§ What to produce
Work out how many lines of the data hold the string "GBPS", and reply with that number alone.

§ Records shown
****************
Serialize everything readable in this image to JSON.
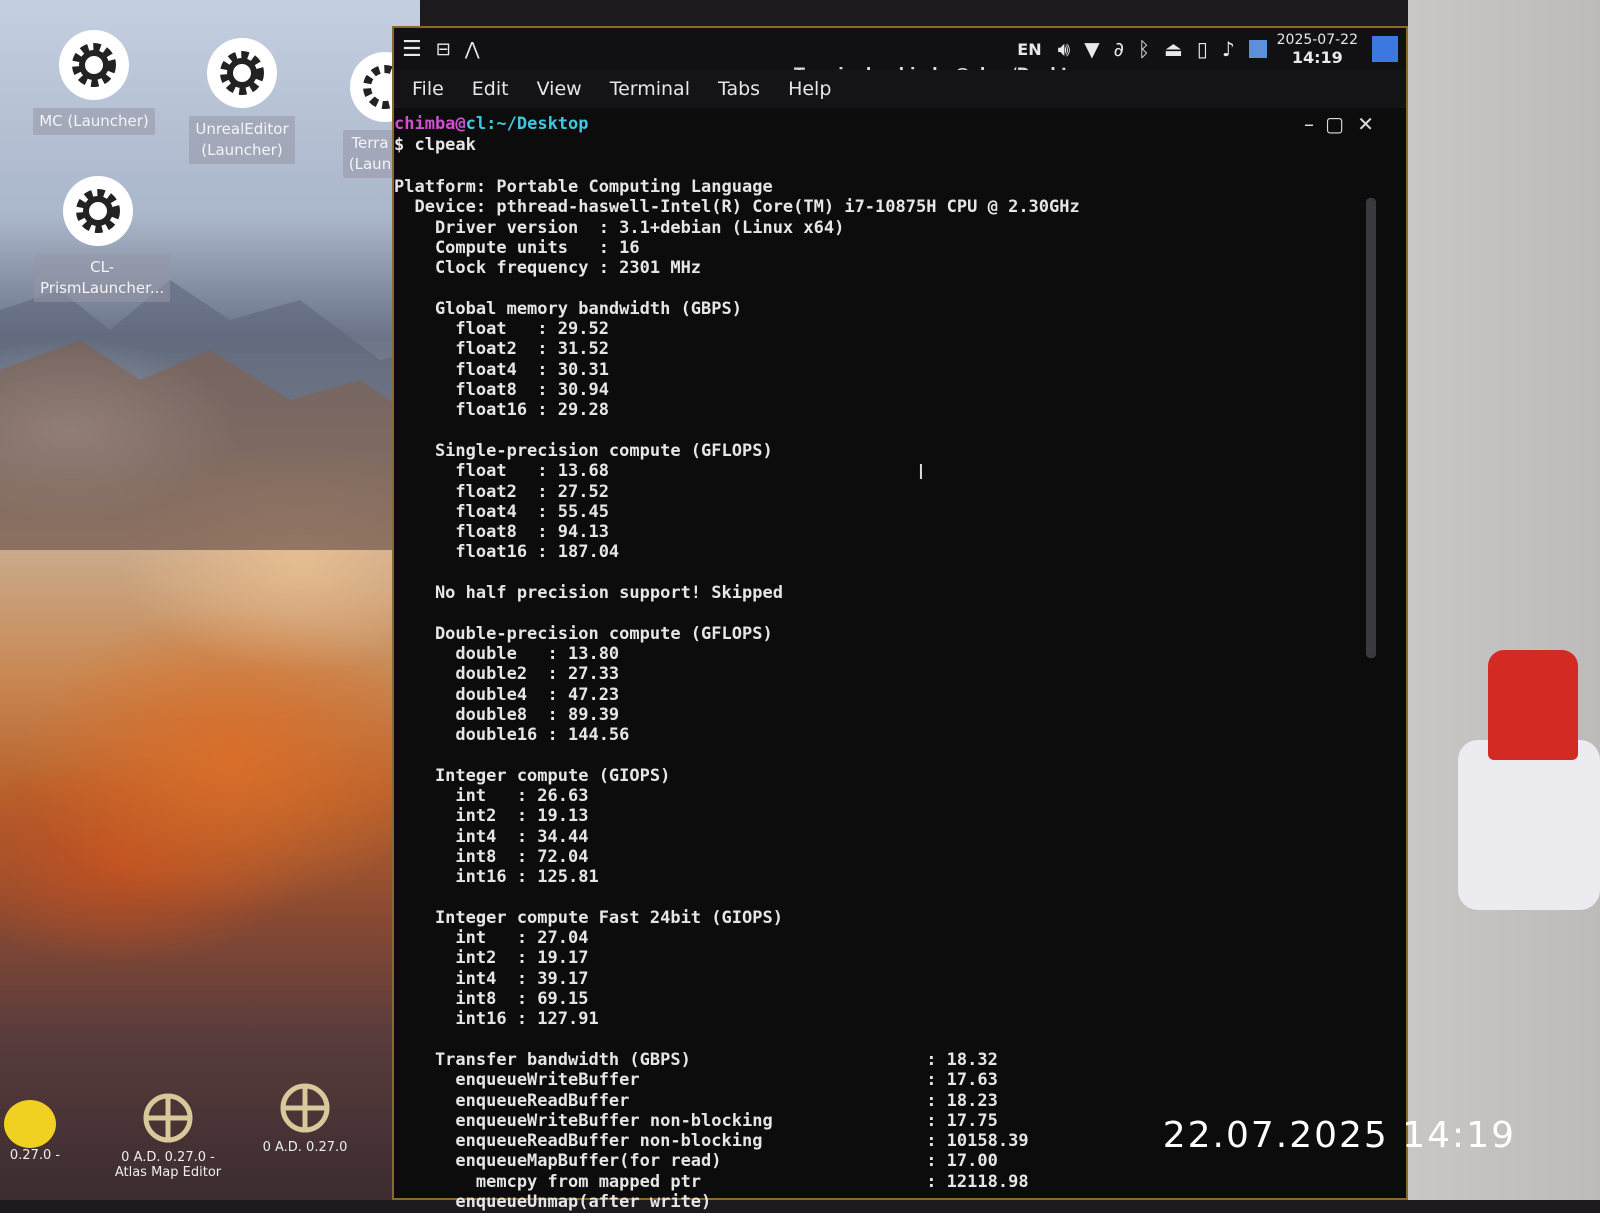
{
  "desktop": {
    "icons": [
      {
        "label": "MC (Launcher)"
      },
      {
        "label": "UnrealEditor\n(Launcher)"
      },
      {
        "label": "Terra\n(Laun"
      },
      {
        "label": "CL-\nPrismLauncher..."
      }
    ],
    "bottom_icons": [
      {
        "label": "0.27.0 -"
      },
      {
        "label": "0 A.D. 0.27.0 -\nAtlas Map Editor"
      },
      {
        "label": "0 A.D. 0.27.0"
      }
    ]
  },
  "panel": {
    "language": "EN",
    "date": "2025-07-22",
    "time": "14:19",
    "icons": [
      "menu-icon",
      "lock-icon",
      "chevron-up-icon",
      "volume-icon",
      "wifi-icon",
      "paperclip-icon",
      "bluetooth-icon",
      "eject-icon",
      "battery-icon",
      "bell-icon",
      "workspace-icon"
    ]
  },
  "window": {
    "title": "Terminal - chimba@cl: ~/Desktop",
    "menu": [
      "File",
      "Edit",
      "View",
      "Terminal",
      "Tabs",
      "Help"
    ],
    "controls": [
      "minimize-icon",
      "maximize-icon",
      "close-icon"
    ]
  },
  "terminal": {
    "prompt_user": "chimba",
    "prompt_host": "cl",
    "prompt_path": ":~/Desktop",
    "command": "$ clpeak",
    "lines": [
      "Platform: Portable Computing Language",
      "  Device: pthread-haswell-Intel(R) Core(TM) i7-10875H CPU @ 2.30GHz",
      "    Driver version  : 3.1+debian (Linux x64)",
      "    Compute units   : 16",
      "    Clock frequency : 2301 MHz",
      "",
      "    Global memory bandwidth (GBPS)",
      "      float   : 29.52",
      "      float2  : 31.52",
      "      float4  : 30.31",
      "      float8  : 30.94",
      "      float16 : 29.28",
      "",
      "    Single-precision compute (GFLOPS)",
      "      float   : 13.68",
      "      float2  : 27.52",
      "      float4  : 55.45",
      "      float8  : 94.13",
      "      float16 : 187.04",
      "",
      "    No half precision support! Skipped",
      "",
      "    Double-precision compute (GFLOPS)",
      "      double   : 13.80",
      "      double2  : 27.33",
      "      double4  : 47.23",
      "      double8  : 89.39",
      "      double16 : 144.56",
      "",
      "    Integer compute (GIOPS)",
      "      int   : 26.63",
      "      int2  : 19.13",
      "      int4  : 34.44",
      "      int8  : 72.04",
      "      int16 : 125.81",
      "",
      "    Integer compute Fast 24bit (GIOPS)",
      "      int   : 27.04",
      "      int2  : 19.17",
      "      int4  : 39.17",
      "      int8  : 69.15",
      "      int16 : 127.91",
      "",
      "    Transfer bandwidth (GBPS)                       : 18.32",
      "      enqueueWriteBuffer                            : 17.63",
      "      enqueueReadBuffer                             : 18.23",
      "      enqueueWriteBuffer non-blocking               : 17.75",
      "      enqueueReadBuffer non-blocking                : 10158.39",
      "      enqueueMapBuffer(for read)                    : 17.00",
      "        memcpy from mapped ptr                      : 12118.98",
      "      enqueueUnmap(after write)"
    ]
  },
  "photo_timestamp": "22.07.2025 14:19"
}
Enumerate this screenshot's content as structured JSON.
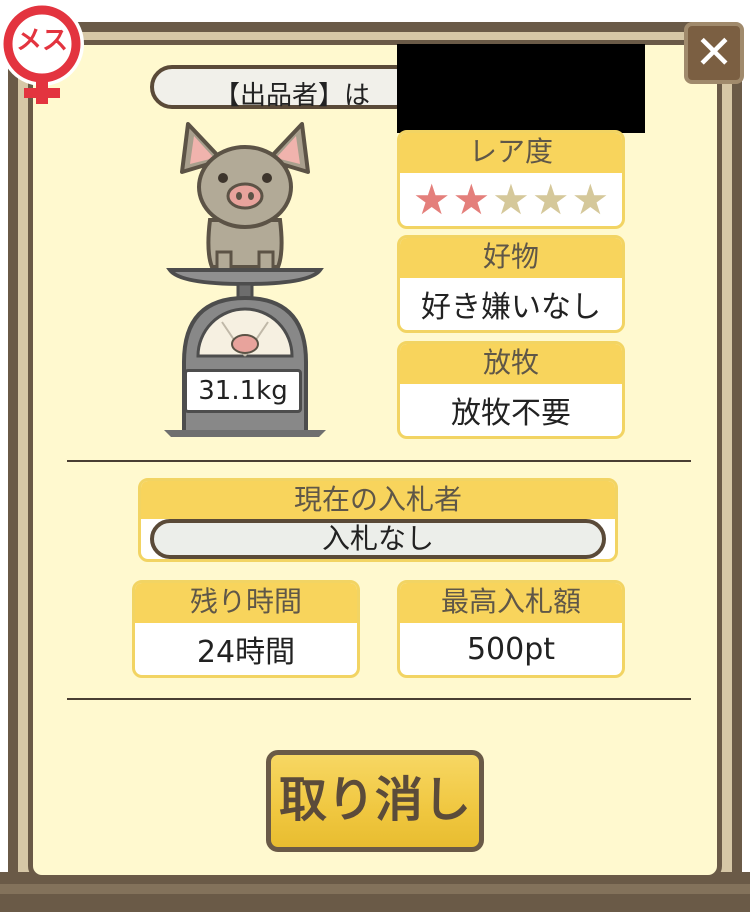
{
  "dialog": {
    "close_label": "✕",
    "gender_label": "メス",
    "seller_label": "【出品者】は",
    "weight": "31.1kg",
    "rarity": {
      "label": "レア度",
      "stars_filled": 2,
      "stars_total": 5
    },
    "favorite": {
      "label": "好物",
      "value": "好き嫌いなし"
    },
    "grazing": {
      "label": "放牧",
      "value": "放牧不要"
    },
    "current_bidder": {
      "label": "現在の入札者",
      "value": "入札なし"
    },
    "time_left": {
      "label": "残り時間",
      "value": "24時間"
    },
    "highest_bid": {
      "label": "最高入札額",
      "value": "500pt"
    },
    "cancel_button": "取り消し"
  },
  "colors": {
    "panel_bg": "#fff9cf",
    "frame": "#6a5a47",
    "header_yellow": "#f8d45c",
    "star_on": "#e47f7b",
    "star_off": "#d5c89a",
    "gender_pink": "#e3343f"
  }
}
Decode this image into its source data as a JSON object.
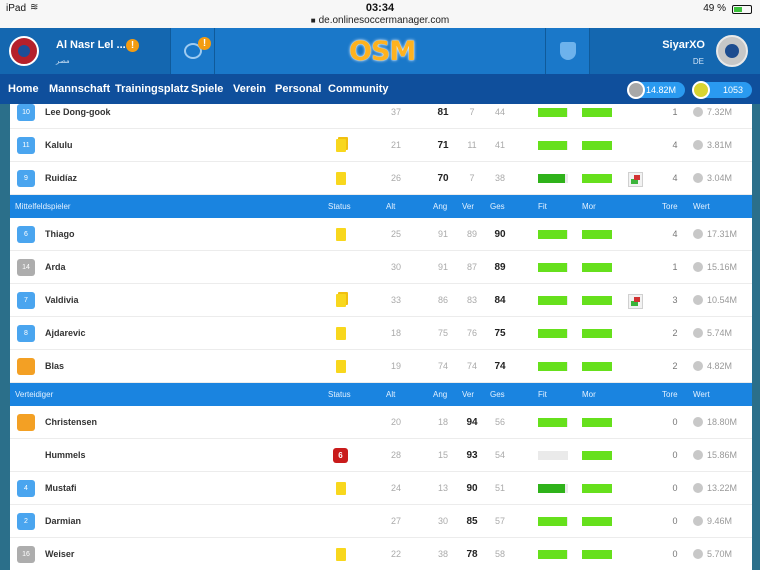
{
  "status_bar": {
    "device": "iPad",
    "time": "03:34",
    "url": "de.onlinesoccermanager.com",
    "battery": "49 %",
    "battery_level": 0.49
  },
  "header": {
    "club_name": "Al Nasr Lel ...",
    "club_country": "مصر",
    "alert_symbol": "!",
    "logo": "OSM",
    "user_name": "SiyarXO",
    "user_country": "DE"
  },
  "nav": {
    "items": [
      "Home",
      "Mannschaft",
      "Trainingsplatz",
      "Spiele",
      "Verein",
      "Personal",
      "Community"
    ],
    "money": "14.82M",
    "tokens": "1053"
  },
  "columns": {
    "status": "Status",
    "age": "Alt",
    "att": "Ang",
    "def": "Ver",
    "ovr": "Ges",
    "fit": "Fit",
    "morale": "Mor",
    "goals": "Tore",
    "value": "Wert"
  },
  "sections": [
    {
      "title": "",
      "players": [
        {
          "num": "10",
          "jersey": "blue",
          "name": "Lee Dong-gook",
          "status": "",
          "age": "37",
          "att": "81",
          "def": "7",
          "ovr": "44",
          "fit": 0.95,
          "mor": 1.0,
          "transfer": false,
          "goals": "1",
          "value": "7.32M"
        },
        {
          "num": "11",
          "jersey": "blue",
          "name": "Kalulu",
          "status": "card2",
          "age": "21",
          "att": "71",
          "def": "11",
          "ovr": "41",
          "fit": 0.95,
          "mor": 1.0,
          "transfer": false,
          "goals": "4",
          "value": "3.81M"
        },
        {
          "num": "9",
          "jersey": "blue",
          "name": "Ruidíaz",
          "status": "card",
          "age": "26",
          "att": "70",
          "def": "7",
          "ovr": "38",
          "fit": 0.9,
          "mor": 1.0,
          "transfer": true,
          "goals": "4",
          "value": "3.04M",
          "fit_dark": true
        }
      ]
    },
    {
      "title": "Mittelfeldspieler",
      "players": [
        {
          "num": "6",
          "jersey": "blue",
          "name": "Thiago",
          "status": "card",
          "age": "25",
          "att": "91",
          "def": "89",
          "ovr": "90",
          "fit": 0.95,
          "mor": 1.0,
          "transfer": false,
          "goals": "4",
          "value": "17.31M"
        },
        {
          "num": "14",
          "jersey": "gray",
          "name": "Arda",
          "status": "",
          "age": "30",
          "att": "91",
          "def": "87",
          "ovr": "89",
          "fit": 0.95,
          "mor": 1.0,
          "transfer": false,
          "goals": "1",
          "value": "15.16M"
        },
        {
          "num": "7",
          "jersey": "blue",
          "name": "Valdivia",
          "status": "card2",
          "age": "33",
          "att": "86",
          "def": "83",
          "ovr": "84",
          "fit": 0.95,
          "mor": 1.0,
          "transfer": true,
          "goals": "3",
          "value": "10.54M"
        },
        {
          "num": "8",
          "jersey": "blue",
          "name": "Ajdarevic",
          "status": "card",
          "age": "18",
          "att": "75",
          "def": "76",
          "ovr": "75",
          "fit": 0.95,
          "mor": 1.0,
          "transfer": false,
          "goals": "2",
          "value": "5.74M"
        },
        {
          "num": "",
          "jersey": "orange",
          "name": "Blas",
          "status": "card",
          "age": "19",
          "att": "74",
          "def": "74",
          "ovr": "74",
          "fit": 0.95,
          "mor": 1.0,
          "transfer": false,
          "goals": "2",
          "value": "4.82M"
        }
      ]
    },
    {
      "title": "Verteidiger",
      "players": [
        {
          "num": "",
          "jersey": "orange",
          "name": "Christensen",
          "status": "",
          "age": "20",
          "att": "18",
          "def": "94",
          "ovr": "56",
          "fit": 0.95,
          "mor": 1.0,
          "transfer": false,
          "goals": "0",
          "value": "18.80M"
        },
        {
          "num": "",
          "jersey": "none",
          "name": "Hummels",
          "status": "injury",
          "injury_days": "6",
          "age": "28",
          "att": "15",
          "def": "93",
          "ovr": "54",
          "fit": 0.0,
          "mor": 1.0,
          "transfer": false,
          "goals": "0",
          "value": "15.86M"
        },
        {
          "num": "4",
          "jersey": "blue",
          "name": "Mustafi",
          "status": "card",
          "age": "24",
          "att": "13",
          "def": "90",
          "ovr": "51",
          "fit": 0.9,
          "mor": 1.0,
          "transfer": false,
          "goals": "0",
          "value": "13.22M",
          "fit_dark": true
        },
        {
          "num": "2",
          "jersey": "blue",
          "name": "Darmian",
          "status": "",
          "age": "27",
          "att": "30",
          "def": "85",
          "ovr": "57",
          "fit": 0.95,
          "mor": 1.0,
          "transfer": false,
          "goals": "0",
          "value": "9.46M"
        },
        {
          "num": "16",
          "jersey": "gray",
          "name": "Weiser",
          "status": "card",
          "age": "22",
          "att": "38",
          "def": "78",
          "ovr": "58",
          "fit": 0.95,
          "mor": 1.0,
          "transfer": false,
          "goals": "0",
          "value": "5.70M"
        }
      ]
    }
  ]
}
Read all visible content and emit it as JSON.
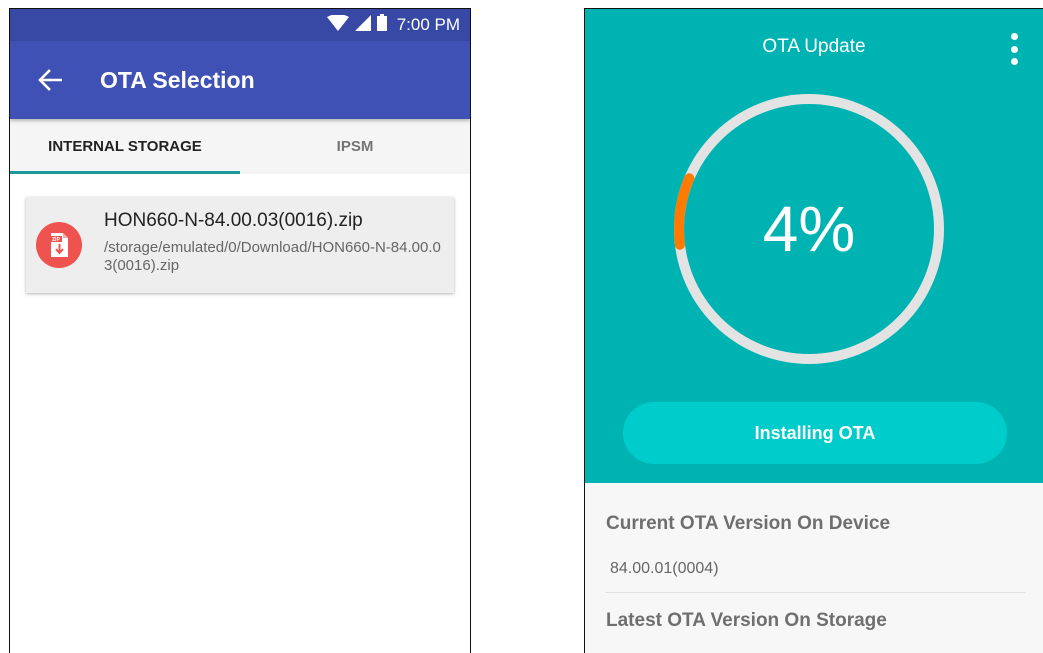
{
  "left_screen": {
    "status_bar": {
      "time": "7:00 PM",
      "icons": [
        "wifi-icon",
        "cell-signal-icon",
        "battery-icon"
      ]
    },
    "app_bar": {
      "back_icon": "arrow-left-icon",
      "title": "OTA Selection"
    },
    "tabs": [
      {
        "label": "INTERNAL STORAGE",
        "active": true
      },
      {
        "label": "IPSM",
        "active": false
      }
    ],
    "files": [
      {
        "icon": "zip-file-icon",
        "icon_badge": "ZIP",
        "name": "HON660-N-84.00.03(0016).zip",
        "path": "/storage/emulated/0/Download/HON660-N-84.00.03(0016).zip"
      }
    ]
  },
  "right_screen": {
    "title": "OTA Update",
    "menu_icon": "more-vert-icon",
    "progress": {
      "value": 4,
      "label": "4%"
    },
    "install_button": "Installing OTA",
    "current_version": {
      "label": "Current OTA Version On Device",
      "value": "84.00.01(0004)"
    },
    "latest_version": {
      "label": "Latest OTA Version On Storage"
    }
  },
  "colors": {
    "indigo_primary": "#3f51b5",
    "indigo_dark": "#3849a5",
    "teal": "#00b3b3",
    "teal_button": "#00cccc",
    "tab_indicator": "#1a9a99",
    "progress_orange": "#ff7a00",
    "zip_red": "#ef5350"
  }
}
****************
§ Complete response
2